[Directions for this task] Extract each line where the string "color" shows up.
-- Start of Material --
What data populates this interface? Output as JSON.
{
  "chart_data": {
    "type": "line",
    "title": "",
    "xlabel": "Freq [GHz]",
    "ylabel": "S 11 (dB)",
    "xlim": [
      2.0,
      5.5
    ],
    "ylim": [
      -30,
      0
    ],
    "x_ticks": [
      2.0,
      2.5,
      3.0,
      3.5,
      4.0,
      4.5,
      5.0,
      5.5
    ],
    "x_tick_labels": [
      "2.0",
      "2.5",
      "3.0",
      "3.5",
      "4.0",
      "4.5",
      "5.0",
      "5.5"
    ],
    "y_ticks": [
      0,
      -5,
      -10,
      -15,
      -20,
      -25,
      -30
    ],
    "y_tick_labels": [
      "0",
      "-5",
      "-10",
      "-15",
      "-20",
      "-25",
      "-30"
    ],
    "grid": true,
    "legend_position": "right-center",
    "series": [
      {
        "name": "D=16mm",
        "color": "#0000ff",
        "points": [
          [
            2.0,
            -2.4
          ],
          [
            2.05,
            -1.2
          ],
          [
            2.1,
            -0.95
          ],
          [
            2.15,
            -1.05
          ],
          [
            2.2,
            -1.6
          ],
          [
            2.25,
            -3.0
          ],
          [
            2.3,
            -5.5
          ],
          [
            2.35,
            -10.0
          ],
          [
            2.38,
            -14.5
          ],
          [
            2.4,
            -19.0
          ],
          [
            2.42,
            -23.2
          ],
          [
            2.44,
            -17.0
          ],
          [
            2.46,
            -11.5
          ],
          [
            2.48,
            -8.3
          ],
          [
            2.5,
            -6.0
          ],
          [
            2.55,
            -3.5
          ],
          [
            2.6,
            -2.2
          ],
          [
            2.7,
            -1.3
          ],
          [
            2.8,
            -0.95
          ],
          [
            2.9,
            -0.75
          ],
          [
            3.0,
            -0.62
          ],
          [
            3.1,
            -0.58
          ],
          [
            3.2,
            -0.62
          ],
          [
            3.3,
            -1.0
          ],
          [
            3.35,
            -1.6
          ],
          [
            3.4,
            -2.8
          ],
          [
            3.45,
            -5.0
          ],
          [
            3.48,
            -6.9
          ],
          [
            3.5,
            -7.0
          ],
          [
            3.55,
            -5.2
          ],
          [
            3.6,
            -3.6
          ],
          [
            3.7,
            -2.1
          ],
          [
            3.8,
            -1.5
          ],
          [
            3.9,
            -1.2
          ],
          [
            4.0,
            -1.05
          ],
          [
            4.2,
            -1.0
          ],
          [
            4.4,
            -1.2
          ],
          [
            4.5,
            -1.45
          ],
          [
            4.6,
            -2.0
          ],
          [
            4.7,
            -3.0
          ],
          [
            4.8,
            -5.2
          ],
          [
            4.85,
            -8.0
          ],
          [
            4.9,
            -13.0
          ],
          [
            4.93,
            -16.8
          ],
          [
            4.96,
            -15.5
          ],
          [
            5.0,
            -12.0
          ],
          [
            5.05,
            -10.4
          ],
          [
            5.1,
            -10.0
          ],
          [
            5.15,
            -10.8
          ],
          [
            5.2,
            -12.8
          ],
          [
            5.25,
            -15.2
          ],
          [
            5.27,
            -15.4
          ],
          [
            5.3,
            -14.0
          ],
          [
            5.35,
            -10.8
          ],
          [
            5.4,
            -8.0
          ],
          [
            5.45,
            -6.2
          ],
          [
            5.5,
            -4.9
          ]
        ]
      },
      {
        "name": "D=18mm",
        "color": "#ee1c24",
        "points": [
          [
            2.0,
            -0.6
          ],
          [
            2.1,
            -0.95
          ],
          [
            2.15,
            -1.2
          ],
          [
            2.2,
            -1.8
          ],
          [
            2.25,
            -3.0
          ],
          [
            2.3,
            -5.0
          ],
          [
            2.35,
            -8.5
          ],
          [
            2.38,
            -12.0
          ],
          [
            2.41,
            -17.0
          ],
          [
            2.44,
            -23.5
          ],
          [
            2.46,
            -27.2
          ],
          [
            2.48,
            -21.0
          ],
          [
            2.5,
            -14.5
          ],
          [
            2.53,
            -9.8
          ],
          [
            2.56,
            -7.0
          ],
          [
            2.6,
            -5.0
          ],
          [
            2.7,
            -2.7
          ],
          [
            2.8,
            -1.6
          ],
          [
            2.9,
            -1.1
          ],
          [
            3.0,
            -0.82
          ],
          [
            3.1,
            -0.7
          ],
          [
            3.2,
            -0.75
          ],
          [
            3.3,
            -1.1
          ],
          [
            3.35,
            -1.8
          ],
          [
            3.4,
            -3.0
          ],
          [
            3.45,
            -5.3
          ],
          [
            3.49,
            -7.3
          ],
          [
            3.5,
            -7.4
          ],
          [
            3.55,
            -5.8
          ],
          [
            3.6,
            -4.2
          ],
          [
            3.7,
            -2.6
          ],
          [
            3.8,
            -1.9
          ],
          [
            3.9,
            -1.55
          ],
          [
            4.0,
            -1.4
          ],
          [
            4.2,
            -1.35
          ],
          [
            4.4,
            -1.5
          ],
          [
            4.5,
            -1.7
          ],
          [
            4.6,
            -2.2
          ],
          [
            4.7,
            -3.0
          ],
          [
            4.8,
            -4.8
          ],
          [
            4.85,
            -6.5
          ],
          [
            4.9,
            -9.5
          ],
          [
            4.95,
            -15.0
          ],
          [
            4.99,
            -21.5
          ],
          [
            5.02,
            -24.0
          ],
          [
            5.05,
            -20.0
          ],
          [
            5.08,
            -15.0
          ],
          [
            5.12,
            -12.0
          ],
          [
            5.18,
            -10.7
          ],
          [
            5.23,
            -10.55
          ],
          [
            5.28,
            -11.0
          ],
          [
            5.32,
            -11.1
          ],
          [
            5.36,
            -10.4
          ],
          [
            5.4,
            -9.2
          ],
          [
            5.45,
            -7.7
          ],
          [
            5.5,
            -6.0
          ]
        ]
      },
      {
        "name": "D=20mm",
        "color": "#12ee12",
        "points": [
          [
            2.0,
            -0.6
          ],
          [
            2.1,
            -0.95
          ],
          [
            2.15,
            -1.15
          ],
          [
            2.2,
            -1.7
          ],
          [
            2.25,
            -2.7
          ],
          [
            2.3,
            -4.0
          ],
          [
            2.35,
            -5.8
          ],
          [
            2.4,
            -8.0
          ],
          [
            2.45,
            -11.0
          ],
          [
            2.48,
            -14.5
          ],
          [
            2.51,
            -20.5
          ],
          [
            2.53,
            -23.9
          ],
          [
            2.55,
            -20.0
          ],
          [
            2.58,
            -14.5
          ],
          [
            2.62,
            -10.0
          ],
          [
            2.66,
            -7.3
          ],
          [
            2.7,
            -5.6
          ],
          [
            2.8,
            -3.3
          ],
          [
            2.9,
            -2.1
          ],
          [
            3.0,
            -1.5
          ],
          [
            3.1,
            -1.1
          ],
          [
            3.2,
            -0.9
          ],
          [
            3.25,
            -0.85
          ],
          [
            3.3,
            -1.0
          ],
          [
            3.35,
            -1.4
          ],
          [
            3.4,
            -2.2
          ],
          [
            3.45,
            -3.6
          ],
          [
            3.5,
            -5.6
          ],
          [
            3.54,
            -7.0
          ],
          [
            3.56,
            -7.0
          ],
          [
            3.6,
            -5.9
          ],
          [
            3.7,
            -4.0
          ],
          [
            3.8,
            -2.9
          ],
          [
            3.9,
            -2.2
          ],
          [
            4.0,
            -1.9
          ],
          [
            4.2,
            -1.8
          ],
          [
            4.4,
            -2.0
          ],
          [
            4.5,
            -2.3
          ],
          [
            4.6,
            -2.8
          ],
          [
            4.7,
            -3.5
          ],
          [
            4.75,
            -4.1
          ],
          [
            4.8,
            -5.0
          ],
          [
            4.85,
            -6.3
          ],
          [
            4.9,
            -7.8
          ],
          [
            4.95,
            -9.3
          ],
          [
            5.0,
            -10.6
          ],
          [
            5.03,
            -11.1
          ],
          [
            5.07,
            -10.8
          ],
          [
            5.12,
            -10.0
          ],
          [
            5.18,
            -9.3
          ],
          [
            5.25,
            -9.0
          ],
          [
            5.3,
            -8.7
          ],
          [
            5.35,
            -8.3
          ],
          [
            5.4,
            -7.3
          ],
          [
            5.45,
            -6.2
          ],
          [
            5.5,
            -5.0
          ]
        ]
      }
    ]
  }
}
-- End of Material --
[Task output]
        "color": "#0000ff",
        "color": "#ee1c24",
        "color": "#12ee12",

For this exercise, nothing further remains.